(Recorded data)
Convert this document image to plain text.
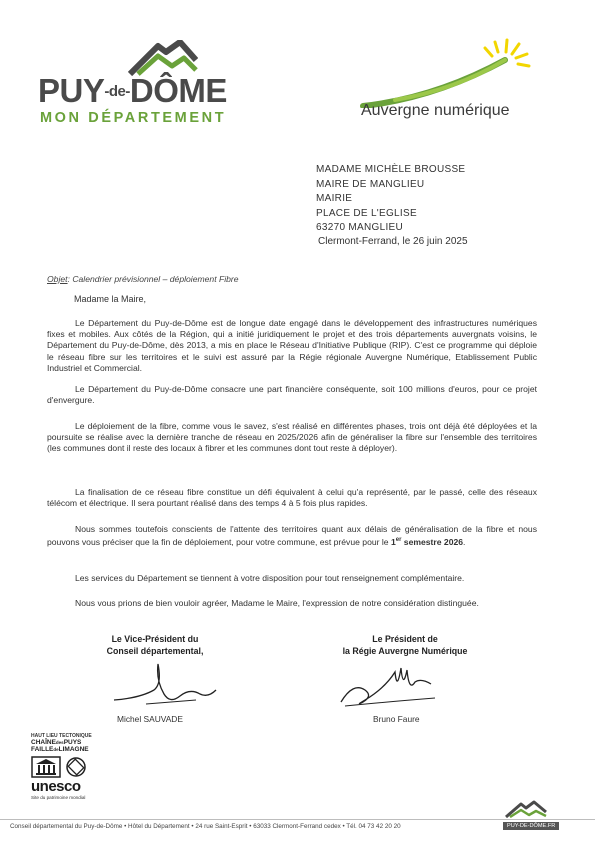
PUY-de-DÔME
MON DÉPARTEMENT	Auvergne numérique
MADAME MICHÈLE BROUSSE
MAIRE DE MANGLIEU
MAIRIE
PLACE DE L'EGLISE
63270 MANGLIEU
Clermont-Ferrand, le 26 juin 2025
Objet: Calendrier prévisionnel – déploiement Fibre
Madame la Maire,
Le Département du Puy-de-Dôme est de longue date engagé dans le développement des infrastructures numériques fixes et mobiles. Aux côtés de la Région, qui a initié juridiquement le projet et des trois départements auvergnats voisins, le Département du Puy-de-Dôme, dès 2013, a mis en place le Réseau d'Initiative Publique (RIP). C'est ce programme qui déploie le réseau fibre sur les territoires et le suivi est assuré par la Régie régionale Auvergne Numérique, Etablissement Public Industriel et Commercial.
Le Département du Puy-de-Dôme consacre une part financière conséquente, soit 100 millions d'euros, pour ce projet d'envergure.
Le déploiement de la fibre, comme vous le savez, s'est réalisé en différentes phases, trois ont déjà été déployées et la poursuite se réalise avec la dernière tranche de réseau en 2025/2026 afin de généraliser la fibre sur l'ensemble des territoires (les communes dont il reste des locaux à fibrer et les communes dont tout reste à déployer).
La finalisation de ce réseau fibre constitue un défi équivalent à celui qu'a représenté, par le passé, celle des réseaux télécom et électrique. Il sera pourtant réalisé dans des temps 4 à 5 fois plus rapides.
Nous sommes toutefois conscients de l'attente des territoires quant aux délais de généralisation de la fibre et nous pouvons vous préciser que la fin de déploiement, pour votre commune, est prévue pour le 1er semestre 2026.
Les services du Département se tiennent à votre disposition pour tout renseignement complémentaire.
Nous vous prions de bien vouloir agréer, Madame le Maire, l'expression de notre considération distinguée.
Le Vice-Président du
Conseil départemental,
Michel SAUVADE
Le Président de
la Régie Auvergne Numérique
Bruno Faure
HAUT LIEU TECTONIQUE
CHAÎNEdesPUYS
FAILLEdeLIMAGNE
unesco
Site du patrimoine mondial
Conseil départemental du Puy-de-Dôme • Hôtel du Département • 24 rue Saint-Esprit • 63033 Clermont-Ferrand cedex • Tél. 04 73 42 20 20	PUY-DE-DÔME.FR
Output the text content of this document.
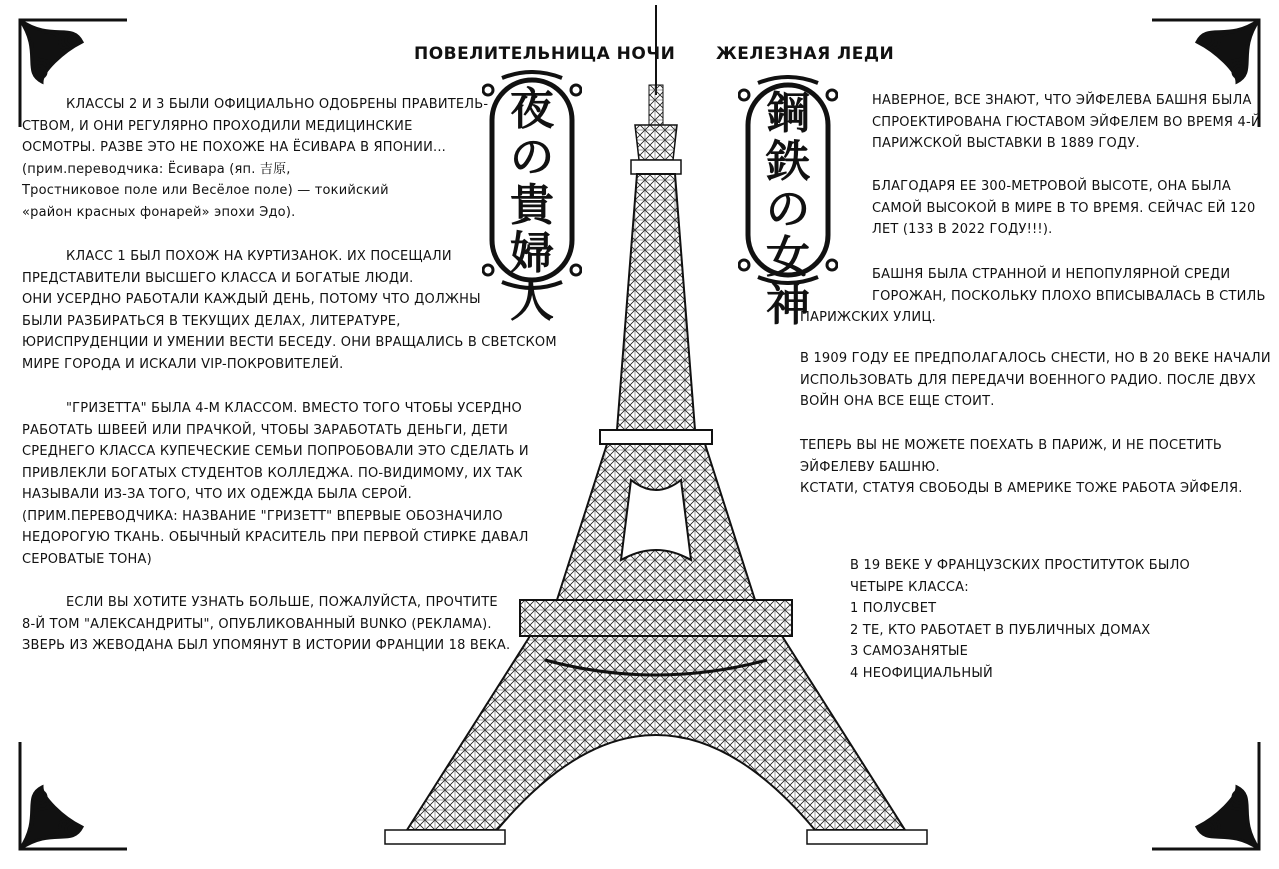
ПОВЕЛИТЕЛЬНИЦА НОЧИ ЖЕЛЕЗНАЯ ЛЕДИ
夜
の
貴
婦
人
鋼
鉄
の
女
神
КЛАССЫ 2 И 3 БЫЛИ ОФИЦИАЛЬНО ОДОБРЕНЫ ПРАВИТЕЛЬ-
СТВОМ, И ОНИ РЕГУЛЯРНО ПРОХОДИЛИ МЕДИЦИНСКИЕ
ОСМОТРЫ. РАЗВЕ ЭТО НЕ ПОХОЖЕ НА ЁСИВАРА В ЯПОНИИ...
(прим.переводчика: Ёсивара (яп. 吉原,
Тростниковое поле или Весёлое поле) — токийский
«район красных фонарей» эпохи Эдо).
КЛАСС 1 БЫЛ ПОХОЖ НА КУРТИЗАНОК. ИХ ПОСЕЩАЛИ
ПРЕДСТАВИТЕЛИ ВЫСШЕГО КЛАССА И БОГАТЫЕ ЛЮДИ.
ОНИ УСЕРДНО РАБОТАЛИ КАЖДЫЙ ДЕНЬ, ПОТОМУ ЧТО ДОЛЖНЫ
БЫЛИ РАЗБИРАТЬСЯ В ТЕКУЩИХ ДЕЛАХ, ЛИТЕРАТУРЕ,
ЮРИСПРУДЕНЦИИ И УМЕНИИ ВЕСТИ БЕСЕДУ. ОНИ ВРАЩАЛИСЬ В СВЕТСКОМ
МИРЕ ГОРОДА И ИСКАЛИ VIP-ПОКРОВИТЕЛЕЙ.
"ГРИЗЕТТА" БЫЛА 4-М КЛАССОМ. ВМЕСТО ТОГО ЧТОБЫ УСЕРДНО
РАБОТАТЬ ШВЕЕЙ ИЛИ ПРАЧКОЙ, ЧТОБЫ ЗАРАБОТАТЬ ДЕНЬГИ, ДЕТИ
СРЕДНЕГО КЛАССА КУПЕЧЕСКИЕ СЕМЬИ ПОПРОБОВАЛИ ЭТО СДЕЛАТЬ И
ПРИВЛЕКЛИ БОГАТЫХ СТУДЕНТОВ КОЛЛЕДЖА. ПО-ВИДИМОМУ, ИХ ТАК
НАЗЫВАЛИ ИЗ-ЗА ТОГО, ЧТО ИХ ОДЕЖДА БЫЛА СЕРОЙ.
(ПРИМ.ПЕРЕВОДЧИКА: НАЗВАНИЕ "ГРИЗЕТТ" ВПЕРВЫЕ ОБОЗНАЧИЛО
НЕДОРОГУЮ ТКАНЬ. ОБЫЧНЫЙ КРАСИТЕЛЬ ПРИ ПЕРВОЙ СТИРКЕ ДАВАЛ
СЕРОВАТЫЕ ТОНА)
ЕСЛИ ВЫ ХОТИТЕ УЗНАТЬ БОЛЬШЕ, ПОЖАЛУЙСТА, ПРОЧТИТЕ
8-Й ТОМ "АЛЕКСАНДРИТЫ", ОПУБЛИКОВАННЫЙ BUNKO (РЕКЛАМА).
ЗВЕРЬ ИЗ ЖЕВОДАНА БЫЛ УПОМЯНУТ В ИСТОРИИ ФРАНЦИИ 18 ВЕКА.
НАВЕРНОЕ, ВСЕ ЗНАЮТ, ЧТО ЭЙФЕЛЕВА БАШНЯ БЫЛА
СПРОЕКТИРОВАНА ГЮСТАВОМ ЭЙФЕЛЕМ ВО ВРЕМЯ 4-Й
ПАРИЖСКОЙ ВЫСТАВКИ В 1889 ГОДУ.
БЛАГОДАРЯ ЕЕ 300-МЕТРОВОЙ ВЫСОТЕ, ОНА БЫЛА
САМОЙ ВЫСОКОЙ В МИРЕ В ТО ВРЕМЯ. СЕЙЧАС ЕЙ 120
ЛЕТ (133 В 2022 ГОДУ!!!).
БАШНЯ БЫЛА СТРАННОЙ И НЕПОПУЛЯРНОЙ СРЕДИ
ГОРОЖАН, ПОСКОЛЬКУ ПЛОХО ВПИСЫВАЛАСЬ В СТИЛЬ
ПАРИЖСКИХ УЛИЦ.
В 1909 ГОДУ ЕЕ ПРЕДПОЛАГАЛОСЬ СНЕСТИ, НО В 20 ВЕКЕ НАЧАЛИ
ИСПОЛЬЗОВАТЬ ДЛЯ ПЕРЕДАЧИ ВОЕННОГО РАДИО. ПОСЛЕ ДВУХ
ВОЙН ОНА ВСЕ ЕЩЕ СТОИТ.
ТЕПЕРЬ ВЫ НЕ МОЖЕТЕ ПОЕХАТЬ В ПАРИЖ, И НЕ ПОСЕТИТЬ
ЭЙФЕЛЕВУ БАШНЮ.
КСТАТИ, СТАТУЯ СВОБОДЫ В АМЕРИКЕ ТОЖЕ РАБОТА ЭЙФЕЛЯ.
В 19 ВЕКЕ У ФРАНЦУЗСКИХ ПРОСТИТУТОК БЫЛО
ЧЕТЫРЕ КЛАССА:
1 ПОЛУСВЕТ
2 ТЕ, КТО РАБОТАЕТ В ПУБЛИЧНЫХ ДОМАХ
3 САМОЗАНЯТЫЕ
4 НЕОФИЦИАЛЬНЫЙ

## Task brief
Report the number of lines in the listing that include the string "ТОГО"; give nothing but the number.

## Finished answer
2